# What you need to do:
Restate each entry word for word, leaving nothing out.
--- START ---
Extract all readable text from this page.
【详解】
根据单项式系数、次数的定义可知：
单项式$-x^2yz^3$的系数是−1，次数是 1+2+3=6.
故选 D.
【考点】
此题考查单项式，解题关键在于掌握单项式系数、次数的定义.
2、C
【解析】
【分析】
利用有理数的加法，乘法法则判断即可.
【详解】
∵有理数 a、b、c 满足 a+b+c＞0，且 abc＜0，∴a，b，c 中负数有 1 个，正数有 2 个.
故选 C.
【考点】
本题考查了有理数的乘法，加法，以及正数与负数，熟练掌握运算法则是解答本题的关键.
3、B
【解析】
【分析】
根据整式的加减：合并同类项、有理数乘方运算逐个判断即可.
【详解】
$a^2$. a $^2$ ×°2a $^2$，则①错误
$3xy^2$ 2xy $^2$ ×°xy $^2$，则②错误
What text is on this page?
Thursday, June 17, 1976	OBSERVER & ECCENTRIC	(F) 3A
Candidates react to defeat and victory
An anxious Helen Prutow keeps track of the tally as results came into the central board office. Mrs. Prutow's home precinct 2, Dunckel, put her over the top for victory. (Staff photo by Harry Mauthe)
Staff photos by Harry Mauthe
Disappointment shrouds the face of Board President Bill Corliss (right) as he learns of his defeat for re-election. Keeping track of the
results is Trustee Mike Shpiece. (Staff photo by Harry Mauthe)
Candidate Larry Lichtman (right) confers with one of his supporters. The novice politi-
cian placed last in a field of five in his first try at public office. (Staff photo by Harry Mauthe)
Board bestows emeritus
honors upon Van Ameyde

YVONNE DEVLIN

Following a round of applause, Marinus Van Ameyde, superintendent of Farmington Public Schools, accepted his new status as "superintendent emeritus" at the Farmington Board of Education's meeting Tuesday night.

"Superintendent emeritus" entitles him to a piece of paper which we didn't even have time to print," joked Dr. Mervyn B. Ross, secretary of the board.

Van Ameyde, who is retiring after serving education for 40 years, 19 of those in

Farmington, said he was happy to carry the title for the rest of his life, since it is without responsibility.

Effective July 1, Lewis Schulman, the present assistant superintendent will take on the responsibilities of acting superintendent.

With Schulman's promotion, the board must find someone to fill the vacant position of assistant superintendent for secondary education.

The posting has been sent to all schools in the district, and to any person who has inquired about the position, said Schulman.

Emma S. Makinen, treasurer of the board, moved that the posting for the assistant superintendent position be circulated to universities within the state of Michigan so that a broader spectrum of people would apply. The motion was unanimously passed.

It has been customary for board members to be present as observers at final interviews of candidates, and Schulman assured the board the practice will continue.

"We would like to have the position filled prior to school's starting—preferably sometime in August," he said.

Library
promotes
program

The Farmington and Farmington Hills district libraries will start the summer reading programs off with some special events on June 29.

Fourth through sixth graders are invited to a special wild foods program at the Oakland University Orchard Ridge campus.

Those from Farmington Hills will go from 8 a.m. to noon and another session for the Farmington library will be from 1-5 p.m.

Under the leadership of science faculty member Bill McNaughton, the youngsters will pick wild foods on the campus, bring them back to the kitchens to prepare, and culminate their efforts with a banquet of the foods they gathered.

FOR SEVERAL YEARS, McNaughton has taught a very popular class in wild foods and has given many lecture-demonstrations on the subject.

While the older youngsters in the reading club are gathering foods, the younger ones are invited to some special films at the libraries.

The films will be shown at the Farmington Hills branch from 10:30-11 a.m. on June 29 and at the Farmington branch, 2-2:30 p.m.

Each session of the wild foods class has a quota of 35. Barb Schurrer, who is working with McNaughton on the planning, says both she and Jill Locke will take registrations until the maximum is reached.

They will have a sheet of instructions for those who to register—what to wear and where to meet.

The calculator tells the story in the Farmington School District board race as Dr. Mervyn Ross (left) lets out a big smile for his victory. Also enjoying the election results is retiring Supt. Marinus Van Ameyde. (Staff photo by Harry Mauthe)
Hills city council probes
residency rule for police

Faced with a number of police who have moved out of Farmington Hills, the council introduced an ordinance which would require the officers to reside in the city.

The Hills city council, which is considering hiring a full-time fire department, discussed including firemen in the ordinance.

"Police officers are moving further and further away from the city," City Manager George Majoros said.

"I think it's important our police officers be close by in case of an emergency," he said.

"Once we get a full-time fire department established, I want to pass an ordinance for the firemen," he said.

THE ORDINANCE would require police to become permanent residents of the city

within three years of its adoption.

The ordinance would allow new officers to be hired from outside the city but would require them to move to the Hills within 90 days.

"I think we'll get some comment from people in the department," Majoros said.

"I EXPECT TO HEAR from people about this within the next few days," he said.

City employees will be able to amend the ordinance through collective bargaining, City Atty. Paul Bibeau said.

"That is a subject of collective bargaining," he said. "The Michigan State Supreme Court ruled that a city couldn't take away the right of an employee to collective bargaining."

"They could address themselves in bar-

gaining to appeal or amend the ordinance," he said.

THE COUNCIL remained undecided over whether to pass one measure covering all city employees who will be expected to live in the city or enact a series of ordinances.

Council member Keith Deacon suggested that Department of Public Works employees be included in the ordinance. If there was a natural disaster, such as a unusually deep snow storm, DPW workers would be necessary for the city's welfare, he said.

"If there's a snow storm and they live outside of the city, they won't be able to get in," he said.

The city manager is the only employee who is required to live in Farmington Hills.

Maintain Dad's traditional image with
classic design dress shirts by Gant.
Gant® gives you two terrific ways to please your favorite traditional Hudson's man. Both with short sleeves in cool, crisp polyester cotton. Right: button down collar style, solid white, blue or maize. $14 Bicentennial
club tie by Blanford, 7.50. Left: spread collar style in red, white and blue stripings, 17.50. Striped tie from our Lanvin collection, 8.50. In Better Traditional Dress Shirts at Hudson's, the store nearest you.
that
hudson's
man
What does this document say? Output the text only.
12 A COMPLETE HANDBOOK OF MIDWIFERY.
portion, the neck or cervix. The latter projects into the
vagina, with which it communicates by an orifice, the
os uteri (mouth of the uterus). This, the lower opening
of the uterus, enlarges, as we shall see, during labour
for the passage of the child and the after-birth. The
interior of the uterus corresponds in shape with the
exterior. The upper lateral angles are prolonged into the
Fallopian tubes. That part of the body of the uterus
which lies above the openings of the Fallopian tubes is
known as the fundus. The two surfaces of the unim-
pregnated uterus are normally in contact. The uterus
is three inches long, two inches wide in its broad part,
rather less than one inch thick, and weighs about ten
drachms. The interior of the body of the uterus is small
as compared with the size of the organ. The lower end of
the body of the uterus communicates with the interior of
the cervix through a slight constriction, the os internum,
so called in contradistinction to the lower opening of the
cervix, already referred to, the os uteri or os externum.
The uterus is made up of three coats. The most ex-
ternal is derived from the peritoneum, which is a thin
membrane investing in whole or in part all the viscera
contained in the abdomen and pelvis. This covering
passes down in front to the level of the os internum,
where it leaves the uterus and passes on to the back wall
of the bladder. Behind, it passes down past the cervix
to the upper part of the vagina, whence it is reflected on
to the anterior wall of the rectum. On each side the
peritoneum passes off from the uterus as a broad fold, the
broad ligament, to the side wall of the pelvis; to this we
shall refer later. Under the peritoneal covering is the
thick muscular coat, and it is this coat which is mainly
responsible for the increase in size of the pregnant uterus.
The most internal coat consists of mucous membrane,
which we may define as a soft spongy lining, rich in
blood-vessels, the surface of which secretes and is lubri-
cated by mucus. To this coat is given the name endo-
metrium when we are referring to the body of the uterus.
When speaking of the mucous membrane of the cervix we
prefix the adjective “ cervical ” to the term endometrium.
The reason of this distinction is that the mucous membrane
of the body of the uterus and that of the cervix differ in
--- END ---
# Exercise result:
Extract all readable text from this page.
【详解】
根据单项式系数、次数的定义可知：
单项式$-x^2yz^3$的系数是−1，次数是 1+2+3=6.
故选 D.
【考点】
此题考查单项式，解题关键在于掌握单项式系数、次数的定义.
2、C
【解析】
【分析】
利用有理数的加法，乘法法则判断即可.
【详解】
∵有理数 a、b、c 满足 a+b+c＞0，且 abc＜0，∴a，b，c 中负数有 1 个，正数有 2 个.
故选 C.
【考点】
本题考查了有理数的乘法，加法，以及正数与负数，熟练掌握运算法则是解答本题的关键.
3、B
【解析】
【分析】
根据整式的加减：合并同类项、有理数乘方运算逐个判断即可.
【详解】
$a^2$. a $^2$ ×°2a $^2$，则①错误
$3xy^2$ 2xy $^2$ ×°xy $^2$，则②错误
What text is on this page?
Thursday, June 17, 1976	OBSERVER & ECCENTRIC	(F) 3A
Candidates react to defeat and victory
An anxious Helen Prutow keeps track of the tally as results came into the central board office. Mrs. Prutow's home precinct 2, Dunckel, put her over the top for victory. (Staff photo by Harry Mauthe)
Staff photos by Harry Mauthe
Disappointment shrouds the face of Board President Bill Corliss (right) as he learns of his defeat for re-election. Keeping track of the
results is Trustee Mike Shpiece. (Staff photo by Harry Mauthe)
Candidate Larry Lichtman (right) confers with one of his supporters. The novice politi-
cian placed last in a field of five in his first try at public office. (Staff photo by Harry Mauthe)
Board bestows emeritus
honors upon Van Ameyde

YVONNE DEVLIN

Following a round of applause, Marinus Van Ameyde, superintendent of Farmington Public Schools, accepted his new status as "superintendent emeritus" at the Farmington Board of Education's meeting Tuesday night.

"Superintendent emeritus" entitles him to a piece of paper which we didn't even have time to print," joked Dr. Mervyn B. Ross, secretary of the board.

Van Ameyde, who is retiring after serving education for 40 years, 19 of those in

Farmington, said he was happy to carry the title for the rest of his life, since it is without responsibility.

Effective July 1, Lewis Schulman, the present assistant superintendent will take on the responsibilities of acting superintendent.

With Schulman's promotion, the board must find someone to fill the vacant position of assistant superintendent for secondary education.

The posting has been sent to all schools in the district, and to any person who has inquired about the position, said Schulman.

Emma S. Makinen, treasurer of the board, moved that the posting for the assistant superintendent position be circulated to universities within the state of Michigan so that a broader spectrum of people would apply. The motion was unanimously passed.

It has been customary for board members to be present as observers at final interviews of candidates, and Schulman assured the board the practice will continue.

"We would like to have the position filled prior to school's starting—preferably sometime in August," he said.

Library
promotes
program

The Farmington and Farmington Hills district libraries will start the summer reading programs off with some special events on June 29.

Fourth through sixth graders are invited to a special wild foods program at the Oakland University Orchard Ridge campus.

Those from Farmington Hills will go from 8 a.m. to noon and another session for the Farmington library will be from 1-5 p.m.

Under the leadership of science faculty member Bill McNaughton, the youngsters will pick wild foods on the campus, bring them back to the kitchens to prepare, and culminate their efforts with a banquet of the foods they gathered.

FOR SEVERAL YEARS, McNaughton has taught a very popular class in wild foods and has given many lecture-demonstrations on the subject.

While the older youngsters in the reading club are gathering foods, the younger ones are invited to some special films at the libraries.

The films will be shown at the Farmington Hills branch from 10:30-11 a.m. on June 29 and at the Farmington branch, 2-2:30 p.m.

Each session of the wild foods class has a quota of 35. Barb Schurrer, who is working with McNaughton on the planning, says both she and Jill Locke will take registrations until the maximum is reached.

They will have a sheet of instructions for those who to register—what to wear and where to meet.

The calculator tells the story in the Farmington School District board race as Dr. Mervyn Ross (left) lets out a big smile for his victory. Also enjoying the election results is retiring Supt. Marinus Van Ameyde. (Staff photo by Harry Mauthe)
Hills city council probes
residency rule for police

Faced with a number of police who have moved out of Farmington Hills, the council introduced an ordinance which would require the officers to reside in the city.

The Hills city council, which is considering hiring a full-time fire department, discussed including firemen in the ordinance.

"Police officers are moving further and further away from the city," City Manager George Majoros said.

"I think it's important our police officers be close by in case of an emergency," he said.

"Once we get a full-time fire department established, I want to pass an ordinance for the firemen," he said.

THE ORDINANCE would require police to become permanent residents of the city

within three years of its adoption.

The ordinance would allow new officers to be hired from outside the city but would require them to move to the Hills within 90 days.

"I think we'll get some comment from people in the department," Majoros said.

"I EXPECT TO HEAR from people about this within the next few days," he said.

City employees will be able to amend the ordinance through collective bargaining, City Atty. Paul Bibeau said.

"That is a subject of collective bargaining," he said. "The Michigan State Supreme Court ruled that a city couldn't take away the right of an employee to collective bargaining."

"They could address themselves in bar-

gaining to appeal or amend the ordinance," he said.

THE COUNCIL remained undecided over whether to pass one measure covering all city employees who will be expected to live in the city or enact a series of ordinances.

Council member Keith Deacon suggested that Department of Public Works employees be included in the ordinance. If there was a natural disaster, such as a unusually deep snow storm, DPW workers would be necessary for the city's welfare, he said.

"If there's a snow storm and they live outside of the city, they won't be able to get in," he said.

The city manager is the only employee who is required to live in Farmington Hills.

Maintain Dad's traditional image with
classic design dress shirts by Gant.
Gant® gives you two terrific ways to please your favorite traditional Hudson's man. Both with short sleeves in cool, crisp polyester cotton. Right: button down collar style, solid white, blue or maize. $14 Bicentennial
club tie by Blanford, 7.50. Left: spread collar style in red, white and blue stripings, 17.50. Striped tie from our Lanvin collection, 8.50. In Better Traditional Dress Shirts at Hudson's, the store nearest you.
that
hudson's
man
What does this document say? Output the text only.
12 A COMPLETE HANDBOOK OF MIDWIFERY.
portion, the neck or cervix. The latter projects into the
vagina, with which it communicates by an orifice, the
os uteri (mouth of the uterus). This, the lower opening
of the uterus, enlarges, as we shall see, during labour
for the passage of the child and the after-birth. The
interior of the uterus corresponds in shape with the
exterior. The upper lateral angles are prolonged into the
Fallopian tubes. That part of the body of the uterus
which lies above the openings of the Fallopian tubes is
known as the fundus. The two surfaces of the unim-
pregnated uterus are normally in contact. The uterus
is three inches long, two inches wide in its broad part,
rather less than one inch thick, and weighs about ten
drachms. The interior of the body of the uterus is small
as compared with the size of the organ. The lower end of
the body of the uterus communicates with the interior of
the cervix through a slight constriction, the os internum,
so called in contradistinction to the lower opening of the
cervix, already referred to, the os uteri or os externum.
The uterus is made up of three coats. The most ex-
ternal is derived from the peritoneum, which is a thin
membrane investing in whole or in part all the viscera
contained in the abdomen and pelvis. This covering
passes down in front to the level of the os internum,
where it leaves the uterus and passes on to the back wall
of the bladder. Behind, it passes down past the cervix
to the upper part of the vagina, whence it is reflected on
to the anterior wall of the rectum. On each side the
peritoneum passes off from the uterus as a broad fold, the
broad ligament, to the side wall of the pelvis; to this we
shall refer later. Under the peritoneal covering is the
thick muscular coat, and it is this coat which is mainly
responsible for the increase in size of the pregnant uterus.
The most internal coat consists of mucous membrane,
which we may define as a soft spongy lining, rich in
blood-vessels, the surface of which secretes and is lubri-
cated by mucus. To this coat is given the name endo-
metrium when we are referring to the body of the uterus.
When speaking of the mucous membrane of the cervix we
prefix the adjective “ cervical ” to the term endometrium.
The reason of this distinction is that the mucous membrane
of the body of the uterus and that of the cervix differ in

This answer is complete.